Rows from a dataset
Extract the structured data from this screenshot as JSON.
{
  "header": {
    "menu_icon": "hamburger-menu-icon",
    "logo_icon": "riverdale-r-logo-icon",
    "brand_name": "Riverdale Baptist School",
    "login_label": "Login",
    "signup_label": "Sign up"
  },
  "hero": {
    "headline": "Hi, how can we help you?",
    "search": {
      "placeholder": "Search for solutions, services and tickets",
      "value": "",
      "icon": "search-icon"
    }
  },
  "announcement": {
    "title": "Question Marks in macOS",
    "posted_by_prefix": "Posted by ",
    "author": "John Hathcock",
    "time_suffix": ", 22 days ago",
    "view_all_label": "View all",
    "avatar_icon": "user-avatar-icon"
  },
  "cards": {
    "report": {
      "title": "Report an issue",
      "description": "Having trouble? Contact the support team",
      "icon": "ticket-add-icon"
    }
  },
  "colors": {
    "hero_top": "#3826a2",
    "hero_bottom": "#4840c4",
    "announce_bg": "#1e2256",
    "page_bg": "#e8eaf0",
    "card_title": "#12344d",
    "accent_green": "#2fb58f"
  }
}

Exercise objective —
Return the listing above in full, character for character.

Response —
Extract the structured data from this screenshot as JSON.
{
  "header": {
    "menu_icon": "hamburger-menu-icon",
    "logo_icon": "riverdale-r-logo-icon",
    "brand_name": "Riverdale Baptist School",
    "login_label": "Login",
    "signup_label": "Sign up"
  },
  "hero": {
    "headline": "Hi, how can we help you?",
    "search": {
      "placeholder": "Search for solutions, services and tickets",
      "value": "",
      "icon": "search-icon"
    }
  },
  "announcement": {
    "title": "Question Marks in macOS",
    "posted_by_prefix": "Posted by ",
    "author": "John Hathcock",
    "time_suffix": ", 22 days ago",
    "view_all_label": "View all",
    "avatar_icon": "user-avatar-icon"
  },
  "cards": {
    "report": {
      "title": "Report an issue",
      "description": "Having trouble? Contact the support team",
      "icon": "ticket-add-icon"
    }
  },
  "colors": {
    "hero_top": "#3826a2",
    "hero_bottom": "#4840c4",
    "announce_bg": "#1e2256",
    "page_bg": "#e8eaf0",
    "card_title": "#12344d",
    "accent_green": "#2fb58f"
  }
}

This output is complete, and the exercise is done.